Stored data:
════════════════════
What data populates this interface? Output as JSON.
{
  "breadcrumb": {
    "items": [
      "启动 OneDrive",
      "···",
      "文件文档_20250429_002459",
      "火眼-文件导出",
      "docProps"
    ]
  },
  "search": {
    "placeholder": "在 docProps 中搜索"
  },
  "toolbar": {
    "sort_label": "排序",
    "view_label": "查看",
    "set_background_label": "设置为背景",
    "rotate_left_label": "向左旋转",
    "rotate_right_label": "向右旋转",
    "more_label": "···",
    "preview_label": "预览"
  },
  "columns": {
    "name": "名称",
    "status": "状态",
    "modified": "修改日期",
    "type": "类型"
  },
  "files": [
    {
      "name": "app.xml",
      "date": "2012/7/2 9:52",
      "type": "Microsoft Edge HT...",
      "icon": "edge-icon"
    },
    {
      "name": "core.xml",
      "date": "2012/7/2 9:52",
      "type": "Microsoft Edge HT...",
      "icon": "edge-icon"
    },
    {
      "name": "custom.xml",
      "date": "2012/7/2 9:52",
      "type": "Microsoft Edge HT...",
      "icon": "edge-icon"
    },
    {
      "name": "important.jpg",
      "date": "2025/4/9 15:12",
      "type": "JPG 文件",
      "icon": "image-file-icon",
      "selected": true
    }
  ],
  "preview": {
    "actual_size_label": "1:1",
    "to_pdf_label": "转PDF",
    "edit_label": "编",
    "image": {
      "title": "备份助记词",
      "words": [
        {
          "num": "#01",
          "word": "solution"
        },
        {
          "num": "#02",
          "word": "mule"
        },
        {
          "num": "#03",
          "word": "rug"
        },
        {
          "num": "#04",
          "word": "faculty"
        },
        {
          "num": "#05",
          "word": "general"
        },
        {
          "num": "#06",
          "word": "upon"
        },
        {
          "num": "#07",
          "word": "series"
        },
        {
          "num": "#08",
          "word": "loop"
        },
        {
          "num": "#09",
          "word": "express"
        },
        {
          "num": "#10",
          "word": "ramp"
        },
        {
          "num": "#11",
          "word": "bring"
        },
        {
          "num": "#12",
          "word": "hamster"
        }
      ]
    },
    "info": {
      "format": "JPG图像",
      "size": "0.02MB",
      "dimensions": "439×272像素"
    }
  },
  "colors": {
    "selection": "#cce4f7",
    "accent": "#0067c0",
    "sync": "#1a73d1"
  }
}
════════════════════
Leave out every line without the string "docProps" and copy the rest.

      "docProps"
    "placeholder": "在 docProps 中搜索"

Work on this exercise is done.